EXERCISE DESCRIPTION ▸ Reply with nothing except the number of lines that contain the word "background".

DATA ▸
• • • •
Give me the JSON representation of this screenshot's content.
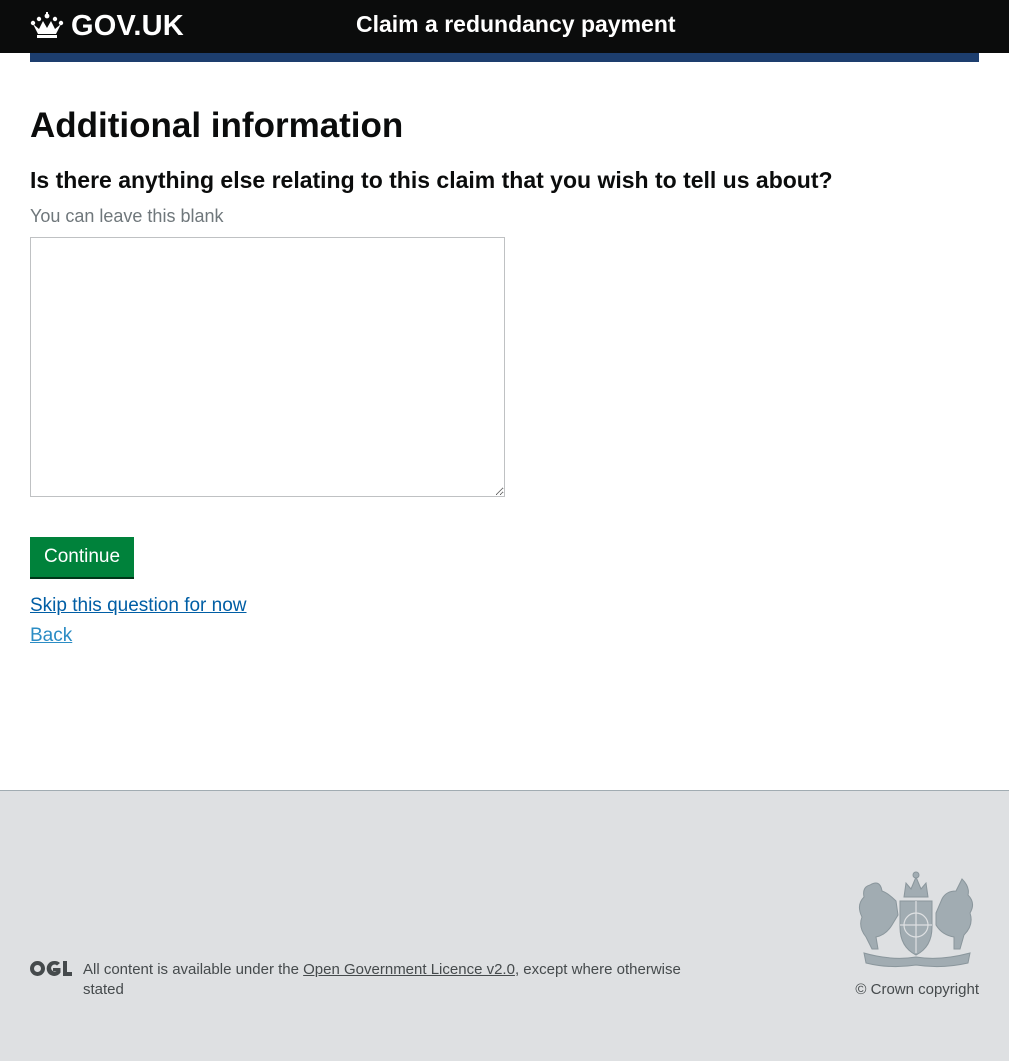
{
  "header": {
    "logo_text": "GOV.UK",
    "service_name": "Claim a redundancy payment",
    "background": "#0b0c0c",
    "bar_color": "#1d3e6e"
  },
  "main": {
    "title": "Additional information",
    "question": "Is there anything else relating to this claim that you wish to tell us about?",
    "hint": "You can leave this blank",
    "textarea_value": "",
    "continue_label": "Continue",
    "skip_label": "Skip this question for now",
    "back_label": "Back",
    "button_color": "#00823b",
    "link_color": "#005ea5"
  },
  "footer": {
    "ogl_label": "OGL",
    "licence_prefix": "All content is available under the ",
    "licence_link": "Open Government Licence v2.0",
    "licence_suffix": ", except where otherwise stated",
    "copyright": "© Crown copyright",
    "background": "#dee0e2"
  },
  "icons": {
    "logo": "crown-icon",
    "ogl": "ogl-logo-icon",
    "crest": "royal-coat-of-arms-icon"
  }
}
• • • •
FULL ANSWER ▸ 2